--- DATA ---

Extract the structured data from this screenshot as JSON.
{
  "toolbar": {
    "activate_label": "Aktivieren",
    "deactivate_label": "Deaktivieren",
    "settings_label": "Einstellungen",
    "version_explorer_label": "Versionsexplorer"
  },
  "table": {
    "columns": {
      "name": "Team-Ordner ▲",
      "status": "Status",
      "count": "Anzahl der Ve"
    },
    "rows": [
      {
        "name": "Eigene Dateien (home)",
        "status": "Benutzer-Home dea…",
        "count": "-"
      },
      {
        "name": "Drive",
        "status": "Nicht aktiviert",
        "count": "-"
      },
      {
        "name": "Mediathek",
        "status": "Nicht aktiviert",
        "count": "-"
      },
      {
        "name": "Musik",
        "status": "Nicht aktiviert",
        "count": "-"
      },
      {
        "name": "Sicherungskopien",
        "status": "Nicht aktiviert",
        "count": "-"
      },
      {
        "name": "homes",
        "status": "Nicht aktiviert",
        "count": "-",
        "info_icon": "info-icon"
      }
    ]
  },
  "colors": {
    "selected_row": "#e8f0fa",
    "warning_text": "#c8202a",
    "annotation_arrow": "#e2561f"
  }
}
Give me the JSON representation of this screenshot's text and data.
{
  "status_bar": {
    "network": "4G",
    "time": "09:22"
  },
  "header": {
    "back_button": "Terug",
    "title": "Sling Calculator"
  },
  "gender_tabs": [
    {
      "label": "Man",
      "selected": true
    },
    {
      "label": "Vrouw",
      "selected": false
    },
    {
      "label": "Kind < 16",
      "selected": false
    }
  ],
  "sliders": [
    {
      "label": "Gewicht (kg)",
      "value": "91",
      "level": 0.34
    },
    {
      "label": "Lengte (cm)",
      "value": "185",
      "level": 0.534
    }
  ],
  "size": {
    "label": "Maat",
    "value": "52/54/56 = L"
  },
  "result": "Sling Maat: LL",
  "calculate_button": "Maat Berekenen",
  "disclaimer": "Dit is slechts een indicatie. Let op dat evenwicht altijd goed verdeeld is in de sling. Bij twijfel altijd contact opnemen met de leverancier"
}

---

### GOAL
In the listing above, find the lines holding the word "name" and copy them.

### WORKED ANSWER
      "name": "Team-Ordner ▲",
        "name": "Eigene Dateien (home)",
        "name": "Drive",
        "name": "Mediathek",
        "name": "Musik",
        "name": "Sicherungskopien",
        "name": "homes",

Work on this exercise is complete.